— TASKS —
• 1. Answer these questions using the text on straw and straw biochar in soil:
(a) In what journal was the study published?
(b) By what percentage did the BF treatment increase the number of edges at the maturity stage, compared with the F treatment?
(c) Which two keystone taxa are named as containing rare species?
• 2. Duplicate the text on straw and straw biochar in soil word for word, from "² State Key" to "Development, Nanjing, China.".

Response of bacterial community composition and co-occurrence network to straw and straw biochar incorporation

Mingcheng Du; Jianyun Zhang; Guoqing Wang; Cuishan Liu; Zhenlong Wang

doi:10.3389/fmicb.2022.999399

Response of bacterial community composition and co-occurrence network to straw and straw biochar incorporation

Front Microbiol. 2022 Sep 30:13:999399. doi: 10.3389/fmicb.2022.999399. eCollection 2022.

Authors

Mingcheng Du^{1

2

3

4}, Jianyun Zhang^{1

2

3

4}, Guoqing Wang^{2

3

4}, Cuishan Liu^{2

3

4}, Zhenlong Wang^{5

6}

Affiliations

¹ State Key Laboratory of Hydraulic Engineering Simulation and Safety, Tianjin University, Tianjin, China.
² State Key Laboratory of Hydrology-Water Resources and Hydraulic Engineering, Nanjing Hydraulic Research Institute, Nanjing, China.
³ Yangtze Institute for Conservation and Development, Nanjing, China.
⁴ Research Center for Climate Change, Nanjing, China.
⁵ Wudaogou Experimental Station for Hydrology and Water Resources, Bengbu, China.
⁶ Anhui Hydraulic Research Institute, Huai River Commission, Bengbu, China.

Abstract

Microbial decomposition plays a crucial role in the incorporation of straw and straw biochar (SSB) into soil. Lime concretion black soil (LCBS) is a typical low-medium crop yield soil, and it is also one of the main soil types for grain production in China. However, the link between SSB additions and soil bacterial communities in LCBS remains unclear. This study explored the effects of SSB incorporation on bacterial community composition, structure and co-occurrence network patterns at different soil depths and maize growth stages. The results showed that soil PH, soil organic matter and total nitrogen significantly affected the seasonality and stratification of the soil bacterial community. The composition and diversity of bacterial communities were significantly affected by growth period and treatment rather than soil depth. Specifically, the bacterial community diversity increased significantly with crop growth at 0-20 cm, decreased the relative abundance of Actinobacteria, and increased the relative abundance of Proteobacteria and Acidobacteria. SF (straw with fertilizer) and BF (straw biochar with fertilizer) treatments decreased bacterial community diversity. Co-occurrence networks are more complex in BF, S (straw), and SF treatments, and the number of edge network patterns is increased by 92.5, 40, and 60% at the maturity stage compared with F (fertilizer) treatment, respectively. Moreover, the positive effect of straw biochar on the bacterial network pattern increased with time, while the effect of straw weakened. Notably, we found that rare species inside keystone taxa (Gemmatimonadetes and Nitrospirae) play an indispensable role in maintaining bacterial network construction in LCBS. This study offers a comprehensive understanding of the response of soil bacterial communities to SSB addition in LCBS areas, and provides a reference for further improvement of LCBS productivity.

Keywords: co-occurrence network; keystone taxa; lime concretion black soil; maize; soil bacterial community; straw and straw biochar.

— THE DATA —
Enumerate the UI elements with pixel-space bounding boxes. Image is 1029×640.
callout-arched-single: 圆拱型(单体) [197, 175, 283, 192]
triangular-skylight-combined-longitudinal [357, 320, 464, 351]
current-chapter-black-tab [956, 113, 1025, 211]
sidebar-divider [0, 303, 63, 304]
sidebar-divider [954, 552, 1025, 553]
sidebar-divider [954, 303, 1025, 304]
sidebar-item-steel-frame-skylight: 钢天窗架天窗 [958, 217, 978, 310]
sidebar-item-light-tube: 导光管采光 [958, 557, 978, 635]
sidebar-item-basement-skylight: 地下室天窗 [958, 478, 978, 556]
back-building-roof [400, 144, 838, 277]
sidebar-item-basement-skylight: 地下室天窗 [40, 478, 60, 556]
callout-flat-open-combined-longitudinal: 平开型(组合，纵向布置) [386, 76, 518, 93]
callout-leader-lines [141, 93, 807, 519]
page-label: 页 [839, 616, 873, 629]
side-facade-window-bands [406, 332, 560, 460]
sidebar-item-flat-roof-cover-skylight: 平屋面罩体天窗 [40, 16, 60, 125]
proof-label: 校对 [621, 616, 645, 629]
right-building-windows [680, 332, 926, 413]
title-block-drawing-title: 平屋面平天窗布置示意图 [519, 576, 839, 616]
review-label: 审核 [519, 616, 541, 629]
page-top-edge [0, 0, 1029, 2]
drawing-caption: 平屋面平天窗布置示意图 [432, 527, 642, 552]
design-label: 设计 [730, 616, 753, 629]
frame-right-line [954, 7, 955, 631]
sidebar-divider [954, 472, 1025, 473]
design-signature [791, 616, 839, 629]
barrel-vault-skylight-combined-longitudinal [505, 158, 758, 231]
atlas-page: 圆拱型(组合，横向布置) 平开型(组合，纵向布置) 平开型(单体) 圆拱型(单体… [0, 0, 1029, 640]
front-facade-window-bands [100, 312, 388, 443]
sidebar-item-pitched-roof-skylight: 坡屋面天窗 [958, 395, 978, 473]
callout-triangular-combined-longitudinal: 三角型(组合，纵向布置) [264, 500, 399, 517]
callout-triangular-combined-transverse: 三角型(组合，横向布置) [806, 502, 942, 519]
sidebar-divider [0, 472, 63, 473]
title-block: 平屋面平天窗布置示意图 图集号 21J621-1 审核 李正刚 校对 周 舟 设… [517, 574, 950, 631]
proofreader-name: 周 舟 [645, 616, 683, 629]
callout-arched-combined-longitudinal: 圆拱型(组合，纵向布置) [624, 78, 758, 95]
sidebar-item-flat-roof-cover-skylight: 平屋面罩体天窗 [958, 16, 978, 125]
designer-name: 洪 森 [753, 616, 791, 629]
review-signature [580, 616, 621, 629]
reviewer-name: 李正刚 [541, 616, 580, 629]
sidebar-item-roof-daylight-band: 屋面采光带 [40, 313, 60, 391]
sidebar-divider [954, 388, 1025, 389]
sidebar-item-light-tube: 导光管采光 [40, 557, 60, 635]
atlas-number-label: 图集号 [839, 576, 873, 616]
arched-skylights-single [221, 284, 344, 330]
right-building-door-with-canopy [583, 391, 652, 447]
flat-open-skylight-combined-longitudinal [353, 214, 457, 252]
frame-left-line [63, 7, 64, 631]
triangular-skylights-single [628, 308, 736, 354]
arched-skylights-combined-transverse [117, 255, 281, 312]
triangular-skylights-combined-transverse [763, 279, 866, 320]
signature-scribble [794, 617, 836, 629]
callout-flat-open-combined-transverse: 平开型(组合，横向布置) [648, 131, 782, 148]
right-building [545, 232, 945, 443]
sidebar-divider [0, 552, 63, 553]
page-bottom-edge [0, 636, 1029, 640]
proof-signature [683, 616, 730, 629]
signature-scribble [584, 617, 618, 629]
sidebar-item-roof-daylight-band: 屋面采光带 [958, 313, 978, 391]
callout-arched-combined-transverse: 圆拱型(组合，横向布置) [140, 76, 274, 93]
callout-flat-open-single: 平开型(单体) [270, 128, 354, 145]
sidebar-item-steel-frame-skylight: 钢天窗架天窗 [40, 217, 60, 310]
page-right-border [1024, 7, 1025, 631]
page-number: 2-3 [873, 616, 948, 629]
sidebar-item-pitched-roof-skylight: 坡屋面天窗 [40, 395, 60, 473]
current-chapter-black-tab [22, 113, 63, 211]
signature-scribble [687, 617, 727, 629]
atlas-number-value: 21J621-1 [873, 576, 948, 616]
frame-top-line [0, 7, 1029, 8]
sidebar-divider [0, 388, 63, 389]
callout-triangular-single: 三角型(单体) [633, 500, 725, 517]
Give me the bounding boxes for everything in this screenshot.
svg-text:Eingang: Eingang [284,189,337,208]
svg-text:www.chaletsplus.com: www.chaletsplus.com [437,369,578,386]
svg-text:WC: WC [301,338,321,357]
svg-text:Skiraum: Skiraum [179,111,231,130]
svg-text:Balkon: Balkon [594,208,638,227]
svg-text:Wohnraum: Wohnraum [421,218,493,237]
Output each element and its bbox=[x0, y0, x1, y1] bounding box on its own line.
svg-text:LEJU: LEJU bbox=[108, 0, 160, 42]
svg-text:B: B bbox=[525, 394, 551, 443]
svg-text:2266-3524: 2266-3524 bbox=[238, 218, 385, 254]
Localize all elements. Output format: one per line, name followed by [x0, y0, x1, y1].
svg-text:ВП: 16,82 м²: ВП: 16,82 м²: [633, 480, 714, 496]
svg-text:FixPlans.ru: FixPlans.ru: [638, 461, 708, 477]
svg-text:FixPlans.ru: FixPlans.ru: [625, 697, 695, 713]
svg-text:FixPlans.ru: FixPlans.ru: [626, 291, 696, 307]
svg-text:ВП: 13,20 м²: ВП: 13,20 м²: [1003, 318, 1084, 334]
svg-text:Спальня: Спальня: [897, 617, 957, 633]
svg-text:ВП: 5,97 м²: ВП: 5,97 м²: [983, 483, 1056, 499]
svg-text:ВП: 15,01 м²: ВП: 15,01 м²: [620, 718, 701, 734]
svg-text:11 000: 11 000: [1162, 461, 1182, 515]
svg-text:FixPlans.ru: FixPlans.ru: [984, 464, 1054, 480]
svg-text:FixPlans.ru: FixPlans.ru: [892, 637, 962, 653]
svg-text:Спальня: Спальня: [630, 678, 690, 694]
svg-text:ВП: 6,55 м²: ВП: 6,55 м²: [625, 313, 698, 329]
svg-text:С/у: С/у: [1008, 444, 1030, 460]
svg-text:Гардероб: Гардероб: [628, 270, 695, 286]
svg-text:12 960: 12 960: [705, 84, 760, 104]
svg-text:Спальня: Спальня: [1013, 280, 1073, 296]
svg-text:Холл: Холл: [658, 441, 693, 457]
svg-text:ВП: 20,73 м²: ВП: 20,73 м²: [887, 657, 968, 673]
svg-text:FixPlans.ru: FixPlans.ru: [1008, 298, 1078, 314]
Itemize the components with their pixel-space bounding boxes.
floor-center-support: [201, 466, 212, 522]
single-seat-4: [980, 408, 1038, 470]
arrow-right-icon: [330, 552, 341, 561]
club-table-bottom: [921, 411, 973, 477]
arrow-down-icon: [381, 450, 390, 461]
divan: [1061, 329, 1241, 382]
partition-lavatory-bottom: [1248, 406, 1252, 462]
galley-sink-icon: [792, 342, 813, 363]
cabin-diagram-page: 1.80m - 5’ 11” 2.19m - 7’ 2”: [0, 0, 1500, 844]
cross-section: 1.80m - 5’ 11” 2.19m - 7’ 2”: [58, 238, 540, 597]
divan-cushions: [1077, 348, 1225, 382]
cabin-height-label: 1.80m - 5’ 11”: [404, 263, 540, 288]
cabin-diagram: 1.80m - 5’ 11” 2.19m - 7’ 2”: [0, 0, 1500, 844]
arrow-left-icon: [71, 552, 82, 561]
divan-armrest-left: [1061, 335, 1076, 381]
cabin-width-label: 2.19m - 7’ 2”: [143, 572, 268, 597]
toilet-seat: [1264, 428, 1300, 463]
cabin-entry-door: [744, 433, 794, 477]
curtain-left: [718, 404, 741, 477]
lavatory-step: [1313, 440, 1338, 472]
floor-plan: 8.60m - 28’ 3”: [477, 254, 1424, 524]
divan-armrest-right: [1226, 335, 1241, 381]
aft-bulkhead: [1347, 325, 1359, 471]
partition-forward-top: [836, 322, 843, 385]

— RESULTS OF THE EXERCISE —
• 1.
(a) Front Microbiol (Frontiers in Microbiology)
(b) 92.5%
(c) Gemmatimonadetes and Nitrospirae

• 2.
² State Key Laboratory of Hydrology-Water Resources and Hydraulic Engineering, Nanjing Hydraulic Research Institute, Nanjing, China.
³ Yangtze Institute for Conservation and Development, Nanjing, China.